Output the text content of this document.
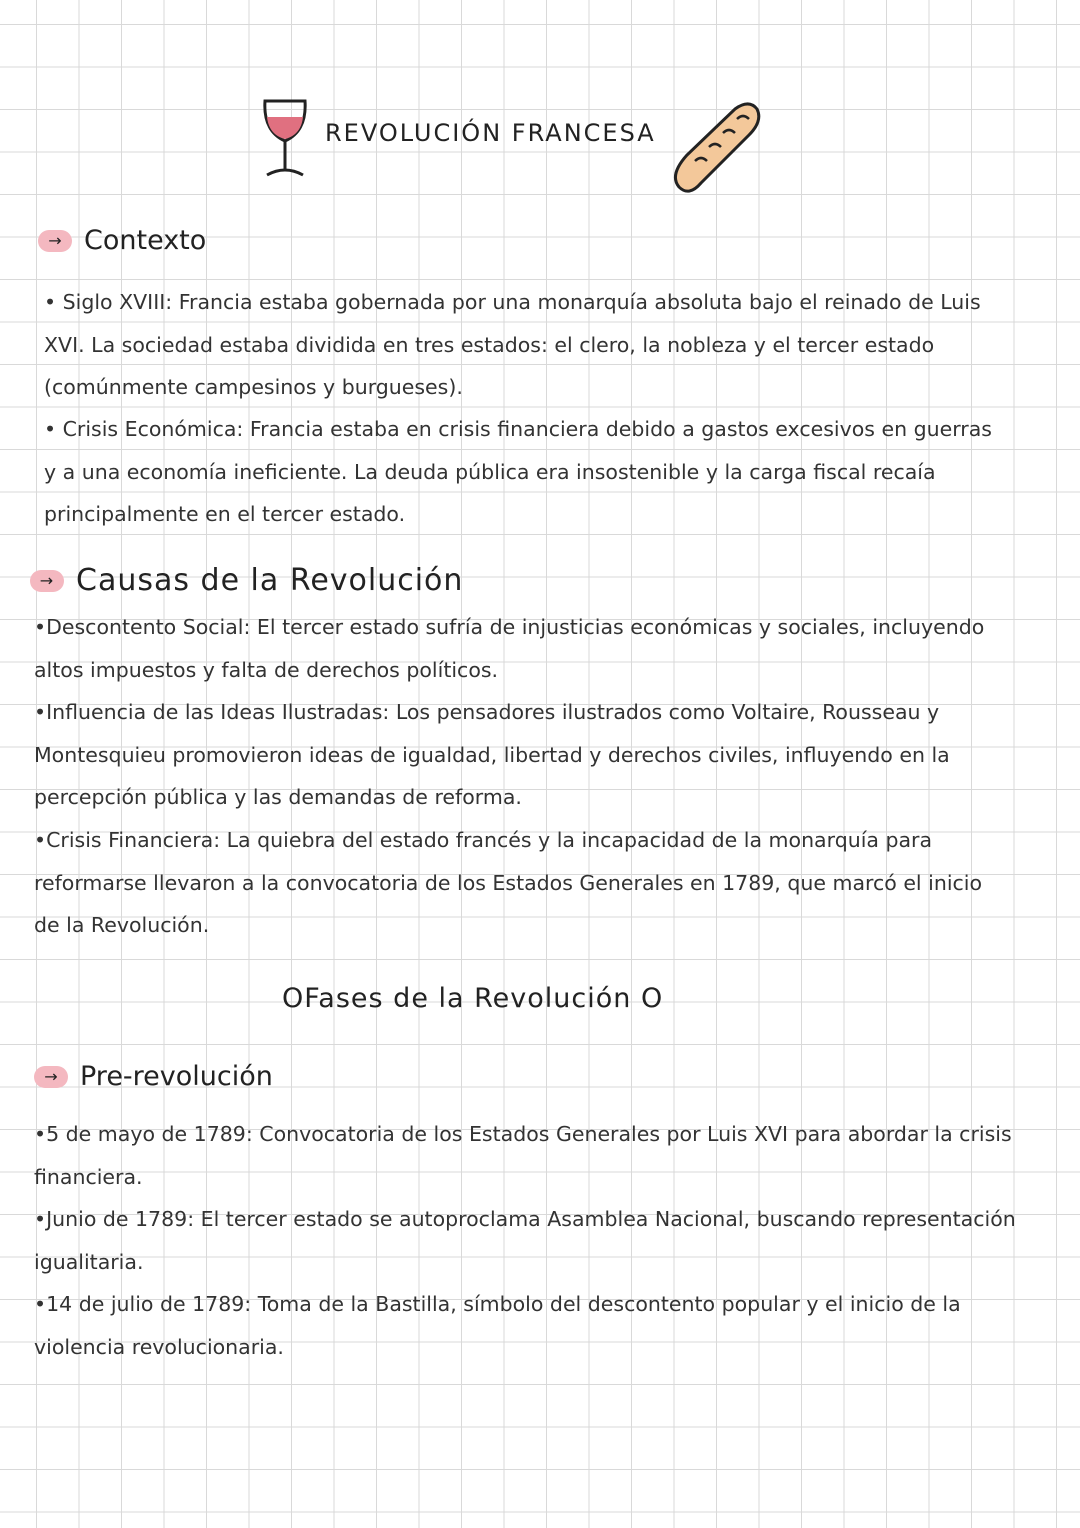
REVOLUCIÓN FRANCESA
→ Contexto

• Siglo XVIII: Francia estaba gobernada por una monarquía absoluta bajo el reinado de Luis XVI. La sociedad estaba dividida en tres estados: el clero, la nobleza y el tercer estado (comúnmente campesinos y burgueses).

• Crisis Económica: Francia estaba en crisis financiera debido a gastos excesivos en guerras y a una economía ineficiente. La deuda pública era insostenible y la carga fiscal recaía principalmente en el tercer estado.

→ Causas de la Revolución

•Descontento Social: El tercer estado sufría de injusticias económicas y sociales, incluyendo altos impuestos y falta de derechos políticos.

•Influencia de las Ideas Ilustradas: Los pensadores ilustrados como Voltaire, Rousseau y Montesquieu promovieron ideas de igualdad, libertad y derechos civiles, influyendo en la percepción pública y las demandas de reforma.

•Crisis Financiera: La quiebra del estado francés y la incapacidad de la monarquía para reformarse llevaron a la convocatoria de los Estados Generales en 1789, que marcó el inicio de la Revolución.

OFases de la Revolución O
→ Pre-revolución

•5 de mayo de 1789: Convocatoria de los Estados Generales por Luis XVI para abordar la crisis financiera.

•Junio de 1789: El tercer estado se autoproclama Asamblea Nacional, buscando representación igualitaria.

•14 de julio de 1789: Toma de la Bastilla, símbolo del descontento popular y el inicio de la violencia revolucionaria.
◆ ◆ ◆ ◆ ◆
The request.
Restate each line of the records exactly; pictures do not belong in the copy.

Response to the exercise.
Output the text content of this document.
REVOLUCIÓN FRANCESA
→ Contexto

• Siglo XVIII: Francia estaba gobernada por una monarquía absoluta bajo el reinado de Luis XVI. La sociedad estaba dividida en tres estados: el clero, la nobleza y el tercer estado (comúnmente campesinos y burgueses).

• Crisis Económica: Francia estaba en crisis financiera debido a gastos excesivos en guerras y a una economía ineficiente. La deuda pública era insostenible y la carga fiscal recaía principalmente en el tercer estado.

→ Causas de la Revolución

•Descontento Social: El tercer estado sufría de injusticias económicas y sociales, incluyendo altos impuestos y falta de derechos políticos.

•Influencia de las Ideas Ilustradas: Los pensadores ilustrados como Voltaire, Rousseau y Montesquieu promovieron ideas de igualdad, libertad y derechos civiles, influyendo en la percepción pública y las demandas de reforma.

•Crisis Financiera: La quiebra del estado francés y la incapacidad de la monarquía para reformarse llevaron a la convocatoria de los Estados Generales en 1789, que marcó el inicio de la Revolución.

OFases de la Revolución O
→ Pre-revolución

•5 de mayo de 1789: Convocatoria de los Estados Generales por Luis XVI para abordar la crisis financiera.

•Junio de 1789: El tercer estado se autoproclama Asamblea Nacional, buscando representación igualitaria.

•14 de julio de 1789: Toma de la Bastilla, símbolo del descontento popular y el inicio de la violencia revolucionaria.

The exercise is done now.